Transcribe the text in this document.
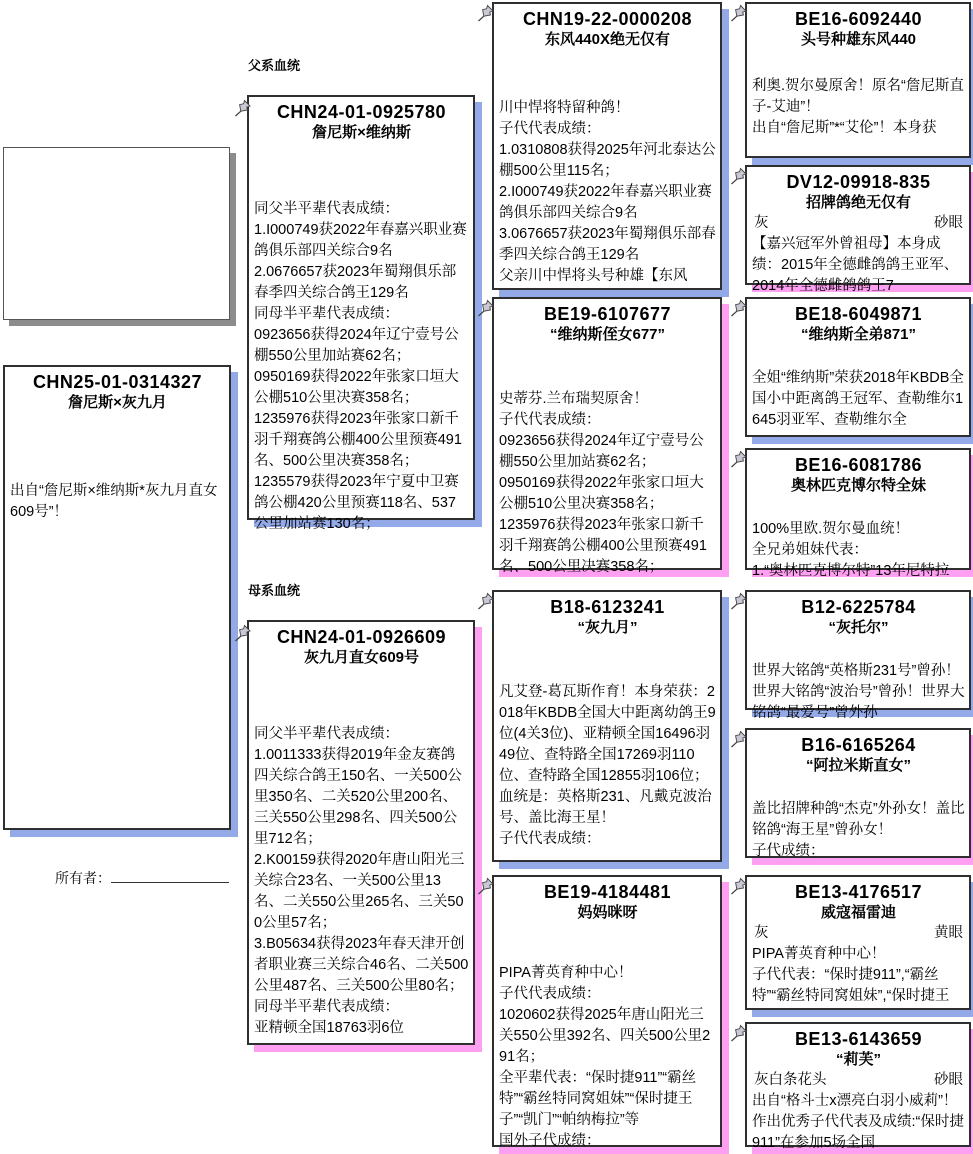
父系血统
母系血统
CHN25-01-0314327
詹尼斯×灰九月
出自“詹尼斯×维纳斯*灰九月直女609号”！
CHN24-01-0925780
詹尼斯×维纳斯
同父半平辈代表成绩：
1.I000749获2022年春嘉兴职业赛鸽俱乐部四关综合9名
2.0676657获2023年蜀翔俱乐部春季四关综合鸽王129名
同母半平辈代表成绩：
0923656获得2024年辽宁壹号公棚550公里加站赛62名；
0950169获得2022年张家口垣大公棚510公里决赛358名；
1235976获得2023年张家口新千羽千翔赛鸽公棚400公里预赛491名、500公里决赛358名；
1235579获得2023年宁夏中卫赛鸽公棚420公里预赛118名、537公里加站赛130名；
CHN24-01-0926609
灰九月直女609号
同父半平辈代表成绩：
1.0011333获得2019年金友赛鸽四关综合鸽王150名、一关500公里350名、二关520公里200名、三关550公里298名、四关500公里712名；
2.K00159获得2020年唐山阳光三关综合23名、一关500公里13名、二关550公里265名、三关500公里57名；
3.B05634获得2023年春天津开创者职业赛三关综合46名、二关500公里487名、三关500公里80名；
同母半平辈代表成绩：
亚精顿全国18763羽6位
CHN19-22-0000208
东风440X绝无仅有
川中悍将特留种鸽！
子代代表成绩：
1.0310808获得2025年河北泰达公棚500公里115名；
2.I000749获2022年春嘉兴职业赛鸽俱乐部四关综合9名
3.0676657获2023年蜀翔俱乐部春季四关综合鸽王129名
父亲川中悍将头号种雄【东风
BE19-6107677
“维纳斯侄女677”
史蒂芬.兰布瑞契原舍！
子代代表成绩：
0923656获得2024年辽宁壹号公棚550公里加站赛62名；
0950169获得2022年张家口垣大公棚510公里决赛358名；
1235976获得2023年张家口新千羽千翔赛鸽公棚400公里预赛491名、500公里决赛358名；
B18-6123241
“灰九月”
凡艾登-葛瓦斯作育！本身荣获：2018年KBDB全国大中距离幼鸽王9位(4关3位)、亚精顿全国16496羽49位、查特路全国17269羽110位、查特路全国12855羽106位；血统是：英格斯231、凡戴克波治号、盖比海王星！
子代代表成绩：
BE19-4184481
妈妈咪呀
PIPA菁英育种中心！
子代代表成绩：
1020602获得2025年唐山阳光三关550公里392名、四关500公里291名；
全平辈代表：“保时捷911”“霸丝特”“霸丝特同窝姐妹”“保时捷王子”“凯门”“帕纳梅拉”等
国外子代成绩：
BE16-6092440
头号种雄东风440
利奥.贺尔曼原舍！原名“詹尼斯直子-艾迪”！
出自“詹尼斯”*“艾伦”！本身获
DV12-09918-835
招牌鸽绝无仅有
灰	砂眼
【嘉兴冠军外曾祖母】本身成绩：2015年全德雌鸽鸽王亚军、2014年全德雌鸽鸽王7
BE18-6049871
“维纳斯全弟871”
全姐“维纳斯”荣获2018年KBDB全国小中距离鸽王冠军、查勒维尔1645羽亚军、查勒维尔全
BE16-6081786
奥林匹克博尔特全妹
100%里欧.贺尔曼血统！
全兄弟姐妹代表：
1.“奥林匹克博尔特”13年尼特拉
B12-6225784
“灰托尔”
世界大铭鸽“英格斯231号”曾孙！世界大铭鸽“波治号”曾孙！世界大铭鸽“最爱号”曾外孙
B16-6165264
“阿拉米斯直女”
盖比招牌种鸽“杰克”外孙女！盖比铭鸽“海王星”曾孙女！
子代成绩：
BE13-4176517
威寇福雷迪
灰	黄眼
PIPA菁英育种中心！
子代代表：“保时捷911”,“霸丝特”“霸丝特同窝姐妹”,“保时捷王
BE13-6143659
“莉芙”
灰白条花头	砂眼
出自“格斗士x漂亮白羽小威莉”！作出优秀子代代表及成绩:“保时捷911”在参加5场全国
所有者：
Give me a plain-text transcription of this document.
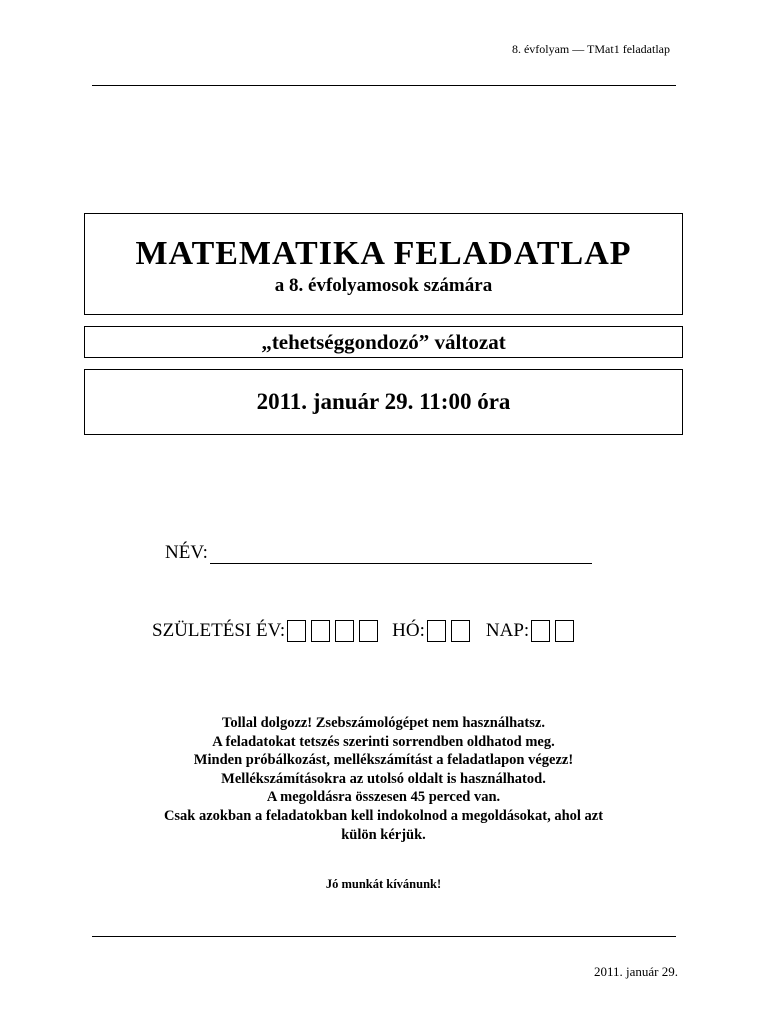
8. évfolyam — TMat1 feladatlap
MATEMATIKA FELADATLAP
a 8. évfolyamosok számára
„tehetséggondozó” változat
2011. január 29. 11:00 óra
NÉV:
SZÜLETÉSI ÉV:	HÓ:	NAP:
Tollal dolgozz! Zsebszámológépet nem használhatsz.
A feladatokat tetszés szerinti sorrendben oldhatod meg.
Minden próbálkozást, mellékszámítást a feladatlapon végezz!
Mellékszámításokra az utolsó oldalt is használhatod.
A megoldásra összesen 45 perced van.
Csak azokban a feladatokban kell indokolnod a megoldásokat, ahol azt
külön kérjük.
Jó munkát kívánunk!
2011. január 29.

-----

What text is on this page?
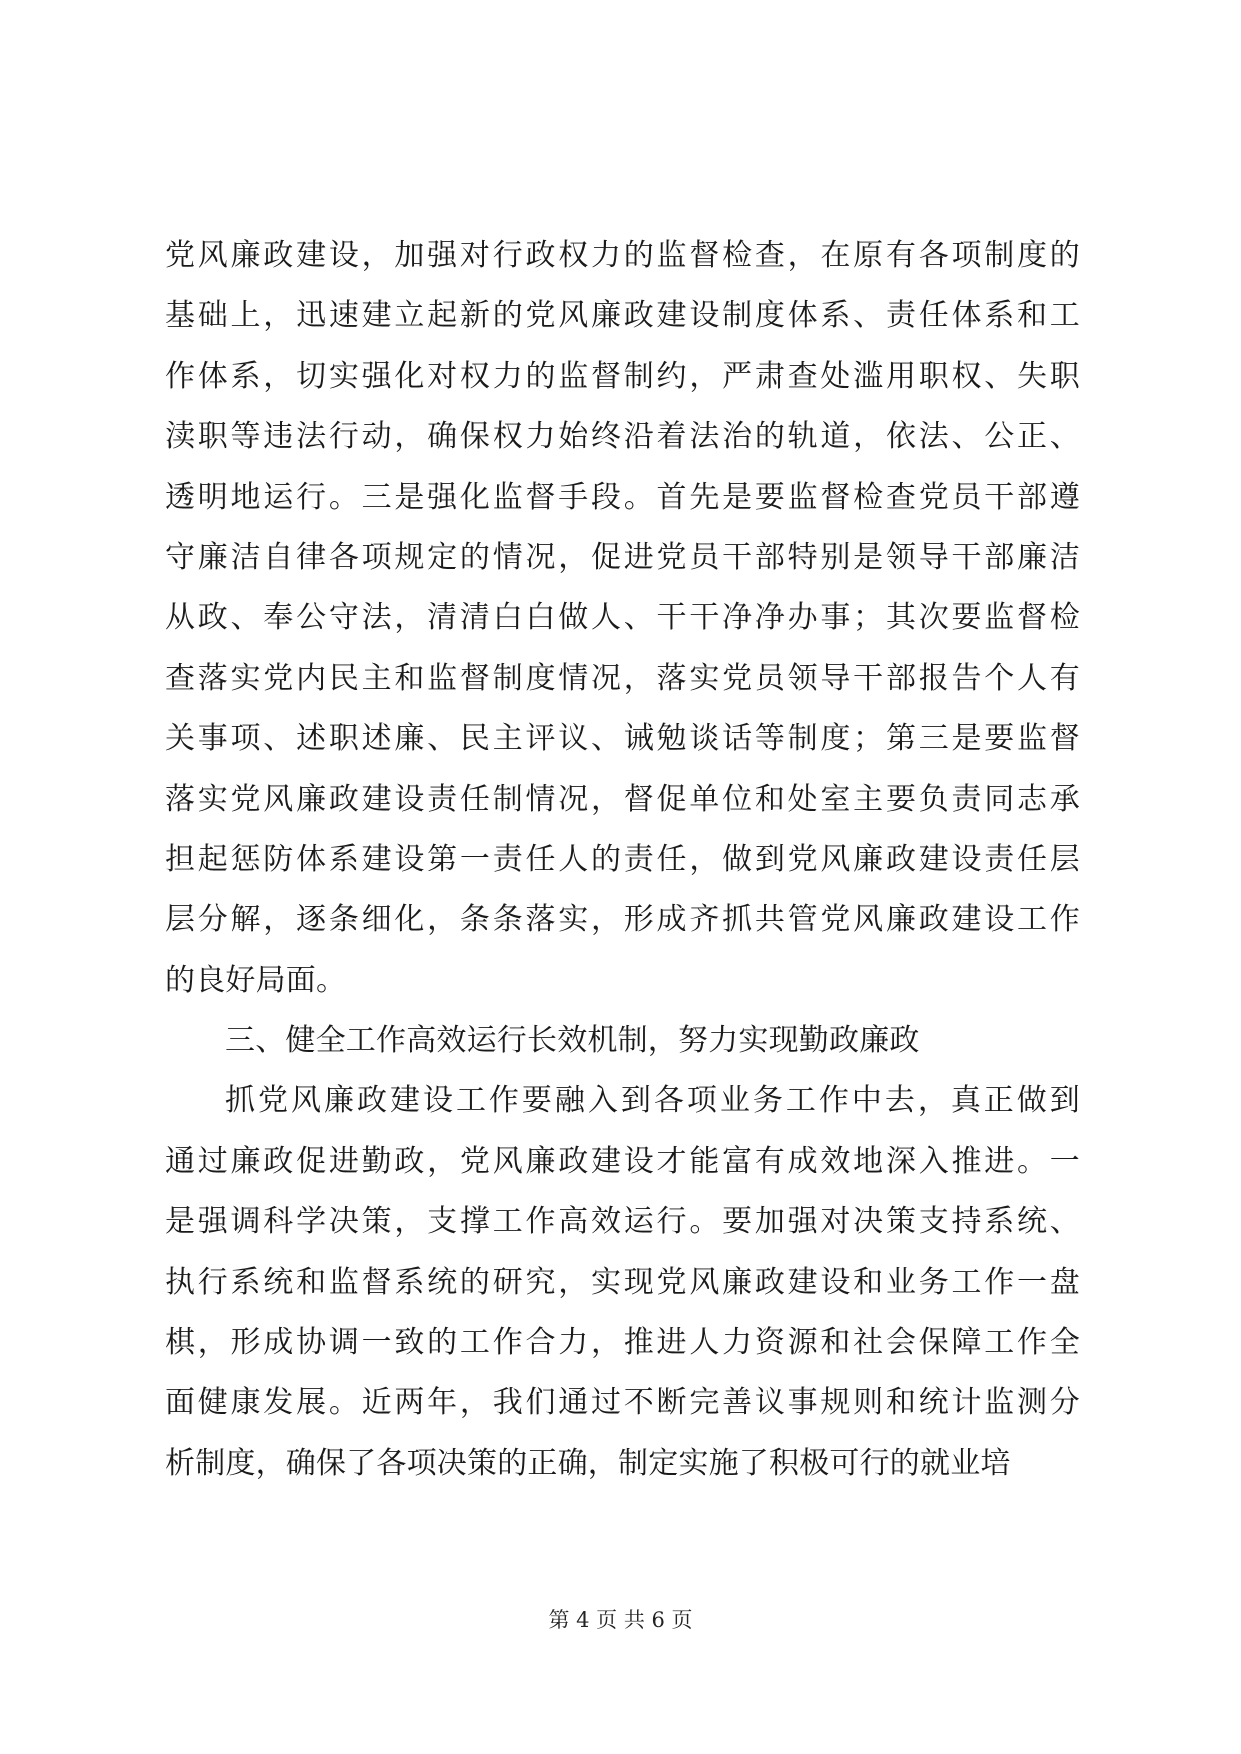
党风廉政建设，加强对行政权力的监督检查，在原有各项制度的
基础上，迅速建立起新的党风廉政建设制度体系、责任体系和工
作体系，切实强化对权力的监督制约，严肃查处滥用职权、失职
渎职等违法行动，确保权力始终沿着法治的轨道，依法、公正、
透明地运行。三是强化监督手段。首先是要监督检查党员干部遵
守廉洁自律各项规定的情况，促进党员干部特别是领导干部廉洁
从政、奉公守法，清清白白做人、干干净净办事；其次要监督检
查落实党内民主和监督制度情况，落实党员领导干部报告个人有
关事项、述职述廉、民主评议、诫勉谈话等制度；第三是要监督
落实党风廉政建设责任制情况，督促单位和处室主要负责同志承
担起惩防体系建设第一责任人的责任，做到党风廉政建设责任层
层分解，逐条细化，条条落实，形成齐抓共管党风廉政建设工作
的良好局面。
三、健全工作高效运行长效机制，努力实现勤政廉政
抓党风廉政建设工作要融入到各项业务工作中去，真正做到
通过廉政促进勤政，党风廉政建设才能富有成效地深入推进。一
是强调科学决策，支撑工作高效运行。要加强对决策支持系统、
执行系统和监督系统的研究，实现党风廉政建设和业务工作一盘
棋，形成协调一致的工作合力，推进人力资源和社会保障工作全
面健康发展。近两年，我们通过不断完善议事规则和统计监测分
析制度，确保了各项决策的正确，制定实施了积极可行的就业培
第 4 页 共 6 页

-----

== Goal ==
Return each line with "霸丝特同窝姐妹".

== Response to this exercise ==
全平辈代表：“保时捷911”“霸丝特”“霸丝特同窝姐妹”“保时捷王子”“凯门”“帕纳梅拉”等
子代代表：“保时捷911”,“霸丝特”“霸丝特同窝姐妹”,“保时捷王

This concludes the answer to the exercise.